__Stated exercise__. Copy each line in which the string "Extract" occurs.

----

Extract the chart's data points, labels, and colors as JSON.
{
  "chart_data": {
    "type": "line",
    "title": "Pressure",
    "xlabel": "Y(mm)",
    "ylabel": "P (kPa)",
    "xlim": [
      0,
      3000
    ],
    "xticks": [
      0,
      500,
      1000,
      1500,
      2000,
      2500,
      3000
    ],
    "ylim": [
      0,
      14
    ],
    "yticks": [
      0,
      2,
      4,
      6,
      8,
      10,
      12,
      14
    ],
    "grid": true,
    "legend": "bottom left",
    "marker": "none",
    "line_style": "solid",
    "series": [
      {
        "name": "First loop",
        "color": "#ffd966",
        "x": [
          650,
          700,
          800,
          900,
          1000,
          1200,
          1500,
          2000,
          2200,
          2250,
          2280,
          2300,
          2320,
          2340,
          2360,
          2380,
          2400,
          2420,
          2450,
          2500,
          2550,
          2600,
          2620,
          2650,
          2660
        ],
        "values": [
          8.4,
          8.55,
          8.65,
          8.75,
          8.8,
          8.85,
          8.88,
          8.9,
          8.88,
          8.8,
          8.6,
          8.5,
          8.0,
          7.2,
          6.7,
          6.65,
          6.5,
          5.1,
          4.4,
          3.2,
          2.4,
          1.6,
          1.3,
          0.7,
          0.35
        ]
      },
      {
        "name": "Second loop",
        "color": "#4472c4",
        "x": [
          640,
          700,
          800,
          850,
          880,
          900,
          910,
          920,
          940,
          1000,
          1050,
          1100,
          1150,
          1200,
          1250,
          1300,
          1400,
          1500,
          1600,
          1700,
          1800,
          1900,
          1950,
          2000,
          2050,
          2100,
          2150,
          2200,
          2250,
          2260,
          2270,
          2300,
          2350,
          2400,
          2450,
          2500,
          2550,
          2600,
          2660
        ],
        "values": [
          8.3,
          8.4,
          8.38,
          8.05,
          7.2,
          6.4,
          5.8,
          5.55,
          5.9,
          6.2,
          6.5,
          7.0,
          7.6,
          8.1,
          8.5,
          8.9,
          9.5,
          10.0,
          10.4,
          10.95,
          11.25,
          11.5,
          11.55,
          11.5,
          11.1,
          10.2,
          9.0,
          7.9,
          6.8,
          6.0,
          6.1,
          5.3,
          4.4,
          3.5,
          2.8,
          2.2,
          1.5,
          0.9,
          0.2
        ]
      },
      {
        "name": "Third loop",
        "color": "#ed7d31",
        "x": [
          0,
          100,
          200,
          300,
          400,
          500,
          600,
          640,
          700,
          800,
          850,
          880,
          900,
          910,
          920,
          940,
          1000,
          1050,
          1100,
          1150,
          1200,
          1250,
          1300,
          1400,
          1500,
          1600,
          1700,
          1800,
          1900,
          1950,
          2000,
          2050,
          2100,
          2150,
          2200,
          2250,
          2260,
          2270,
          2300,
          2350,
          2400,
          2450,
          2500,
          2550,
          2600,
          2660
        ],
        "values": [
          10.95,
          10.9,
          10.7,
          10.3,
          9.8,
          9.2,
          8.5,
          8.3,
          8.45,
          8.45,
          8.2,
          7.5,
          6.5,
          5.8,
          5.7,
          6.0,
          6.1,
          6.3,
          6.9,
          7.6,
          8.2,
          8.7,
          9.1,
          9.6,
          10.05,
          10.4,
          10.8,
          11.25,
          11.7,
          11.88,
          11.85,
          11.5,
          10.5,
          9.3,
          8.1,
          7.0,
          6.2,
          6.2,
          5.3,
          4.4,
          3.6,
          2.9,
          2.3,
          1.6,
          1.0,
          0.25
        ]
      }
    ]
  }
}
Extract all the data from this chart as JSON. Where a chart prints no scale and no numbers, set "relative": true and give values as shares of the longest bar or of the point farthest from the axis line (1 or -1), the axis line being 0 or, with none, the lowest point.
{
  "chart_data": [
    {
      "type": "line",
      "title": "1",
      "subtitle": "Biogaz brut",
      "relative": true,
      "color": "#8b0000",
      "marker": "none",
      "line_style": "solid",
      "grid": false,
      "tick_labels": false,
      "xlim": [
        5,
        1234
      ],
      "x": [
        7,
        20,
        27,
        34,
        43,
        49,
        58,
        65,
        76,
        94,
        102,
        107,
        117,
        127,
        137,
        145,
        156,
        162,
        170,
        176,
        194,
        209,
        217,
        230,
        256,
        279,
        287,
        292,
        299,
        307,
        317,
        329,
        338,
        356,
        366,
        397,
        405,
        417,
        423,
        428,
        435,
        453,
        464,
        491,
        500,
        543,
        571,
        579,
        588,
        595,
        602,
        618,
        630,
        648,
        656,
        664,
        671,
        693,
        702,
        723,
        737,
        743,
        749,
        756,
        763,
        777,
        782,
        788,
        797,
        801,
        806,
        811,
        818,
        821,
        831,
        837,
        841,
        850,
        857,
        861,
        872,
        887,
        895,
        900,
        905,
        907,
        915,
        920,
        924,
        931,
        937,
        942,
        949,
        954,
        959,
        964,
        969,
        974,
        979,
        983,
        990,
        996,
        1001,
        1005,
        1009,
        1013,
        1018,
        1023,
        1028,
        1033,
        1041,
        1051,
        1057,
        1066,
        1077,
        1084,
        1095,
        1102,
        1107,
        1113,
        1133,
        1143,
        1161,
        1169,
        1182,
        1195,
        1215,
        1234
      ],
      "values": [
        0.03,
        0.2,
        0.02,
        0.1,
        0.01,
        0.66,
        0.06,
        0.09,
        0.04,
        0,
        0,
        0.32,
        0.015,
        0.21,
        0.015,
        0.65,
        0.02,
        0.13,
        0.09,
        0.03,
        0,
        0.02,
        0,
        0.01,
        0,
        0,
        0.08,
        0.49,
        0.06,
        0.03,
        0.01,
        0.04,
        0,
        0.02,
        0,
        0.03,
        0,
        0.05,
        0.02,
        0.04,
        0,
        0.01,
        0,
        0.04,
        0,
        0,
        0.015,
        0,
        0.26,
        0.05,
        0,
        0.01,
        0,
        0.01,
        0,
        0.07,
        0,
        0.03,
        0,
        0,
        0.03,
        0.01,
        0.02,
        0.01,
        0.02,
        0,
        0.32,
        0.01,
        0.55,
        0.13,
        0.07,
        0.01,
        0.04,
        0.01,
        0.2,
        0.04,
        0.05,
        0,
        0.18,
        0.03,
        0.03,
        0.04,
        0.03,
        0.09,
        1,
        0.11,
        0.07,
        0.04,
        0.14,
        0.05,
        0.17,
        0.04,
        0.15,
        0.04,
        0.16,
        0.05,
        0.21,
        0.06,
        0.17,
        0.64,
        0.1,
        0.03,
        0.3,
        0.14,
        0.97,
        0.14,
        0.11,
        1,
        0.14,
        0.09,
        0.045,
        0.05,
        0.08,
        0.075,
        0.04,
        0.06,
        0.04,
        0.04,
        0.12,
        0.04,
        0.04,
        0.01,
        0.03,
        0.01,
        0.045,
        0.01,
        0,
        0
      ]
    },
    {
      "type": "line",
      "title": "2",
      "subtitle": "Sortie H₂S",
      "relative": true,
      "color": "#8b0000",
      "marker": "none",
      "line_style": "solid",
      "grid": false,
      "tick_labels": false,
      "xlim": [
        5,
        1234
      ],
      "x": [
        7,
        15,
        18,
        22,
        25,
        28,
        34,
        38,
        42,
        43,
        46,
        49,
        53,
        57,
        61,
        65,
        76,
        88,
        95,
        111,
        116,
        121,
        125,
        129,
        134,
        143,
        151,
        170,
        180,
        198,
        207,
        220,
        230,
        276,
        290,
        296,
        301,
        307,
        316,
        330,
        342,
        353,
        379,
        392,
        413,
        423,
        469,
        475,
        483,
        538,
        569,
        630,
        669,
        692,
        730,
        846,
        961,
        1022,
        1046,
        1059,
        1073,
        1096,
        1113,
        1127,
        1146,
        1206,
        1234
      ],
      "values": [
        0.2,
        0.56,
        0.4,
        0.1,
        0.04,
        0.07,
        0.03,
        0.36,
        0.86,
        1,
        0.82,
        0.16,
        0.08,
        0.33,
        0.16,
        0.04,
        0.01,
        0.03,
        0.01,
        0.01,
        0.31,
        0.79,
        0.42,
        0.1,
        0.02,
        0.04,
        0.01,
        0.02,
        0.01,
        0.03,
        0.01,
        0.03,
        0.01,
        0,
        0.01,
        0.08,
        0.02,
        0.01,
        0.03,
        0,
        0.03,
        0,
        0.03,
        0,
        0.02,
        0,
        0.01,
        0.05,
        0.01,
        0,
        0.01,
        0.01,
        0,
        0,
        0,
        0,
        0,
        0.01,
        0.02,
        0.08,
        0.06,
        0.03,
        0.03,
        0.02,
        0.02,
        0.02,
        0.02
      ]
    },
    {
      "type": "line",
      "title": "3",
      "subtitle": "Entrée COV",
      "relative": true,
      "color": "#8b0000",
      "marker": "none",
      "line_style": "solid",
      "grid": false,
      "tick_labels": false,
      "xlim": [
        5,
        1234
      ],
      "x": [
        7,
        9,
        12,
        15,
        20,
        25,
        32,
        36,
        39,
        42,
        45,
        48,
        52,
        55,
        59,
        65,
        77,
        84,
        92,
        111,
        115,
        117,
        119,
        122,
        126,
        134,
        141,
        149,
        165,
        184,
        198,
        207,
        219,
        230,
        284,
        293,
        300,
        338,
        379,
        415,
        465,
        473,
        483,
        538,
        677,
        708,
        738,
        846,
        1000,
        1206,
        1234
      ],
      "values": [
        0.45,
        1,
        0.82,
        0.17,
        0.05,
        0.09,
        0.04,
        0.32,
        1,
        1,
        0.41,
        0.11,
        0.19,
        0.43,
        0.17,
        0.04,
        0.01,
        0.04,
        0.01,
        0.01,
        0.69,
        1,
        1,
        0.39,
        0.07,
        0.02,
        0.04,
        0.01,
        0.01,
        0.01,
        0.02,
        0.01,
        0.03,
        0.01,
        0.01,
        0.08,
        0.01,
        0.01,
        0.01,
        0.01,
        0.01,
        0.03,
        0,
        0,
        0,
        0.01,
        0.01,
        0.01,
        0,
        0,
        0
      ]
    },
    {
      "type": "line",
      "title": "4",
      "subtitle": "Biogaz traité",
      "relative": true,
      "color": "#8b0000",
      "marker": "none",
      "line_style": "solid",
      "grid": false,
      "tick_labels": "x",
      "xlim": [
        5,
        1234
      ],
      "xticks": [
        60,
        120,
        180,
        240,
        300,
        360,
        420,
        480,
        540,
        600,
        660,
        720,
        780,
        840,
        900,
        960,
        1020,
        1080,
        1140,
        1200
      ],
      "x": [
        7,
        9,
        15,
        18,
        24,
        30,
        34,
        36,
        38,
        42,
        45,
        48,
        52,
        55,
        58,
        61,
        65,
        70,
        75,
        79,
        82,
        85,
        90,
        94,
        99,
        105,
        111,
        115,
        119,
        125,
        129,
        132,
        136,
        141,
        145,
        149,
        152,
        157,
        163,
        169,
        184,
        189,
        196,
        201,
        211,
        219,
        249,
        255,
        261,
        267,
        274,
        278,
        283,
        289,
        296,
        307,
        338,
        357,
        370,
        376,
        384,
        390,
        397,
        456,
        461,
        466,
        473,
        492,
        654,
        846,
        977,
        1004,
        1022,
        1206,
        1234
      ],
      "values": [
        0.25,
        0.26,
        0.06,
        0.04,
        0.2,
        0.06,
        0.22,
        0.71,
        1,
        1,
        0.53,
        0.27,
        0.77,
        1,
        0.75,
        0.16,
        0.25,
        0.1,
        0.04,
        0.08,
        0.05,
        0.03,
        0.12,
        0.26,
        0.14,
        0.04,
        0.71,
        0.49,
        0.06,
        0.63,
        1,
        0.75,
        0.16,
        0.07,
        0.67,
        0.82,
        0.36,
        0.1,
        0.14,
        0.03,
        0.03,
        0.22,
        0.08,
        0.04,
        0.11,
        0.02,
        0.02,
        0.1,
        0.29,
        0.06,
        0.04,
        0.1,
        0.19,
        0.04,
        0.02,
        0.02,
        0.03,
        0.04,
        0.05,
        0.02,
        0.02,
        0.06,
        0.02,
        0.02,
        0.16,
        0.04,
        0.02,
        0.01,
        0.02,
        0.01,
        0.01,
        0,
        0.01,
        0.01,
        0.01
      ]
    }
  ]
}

----

__Task result__.
Extract the chart's data points, labels, and colors as JSON.
Extract all the data from this chart as JSON. Where a chart prints no scale and no numbers, set "relative": true and give values as shares of the longest bar or of the point farthest from the axis line (1 or -1), the axis line being 0 or, with none, the lowest point.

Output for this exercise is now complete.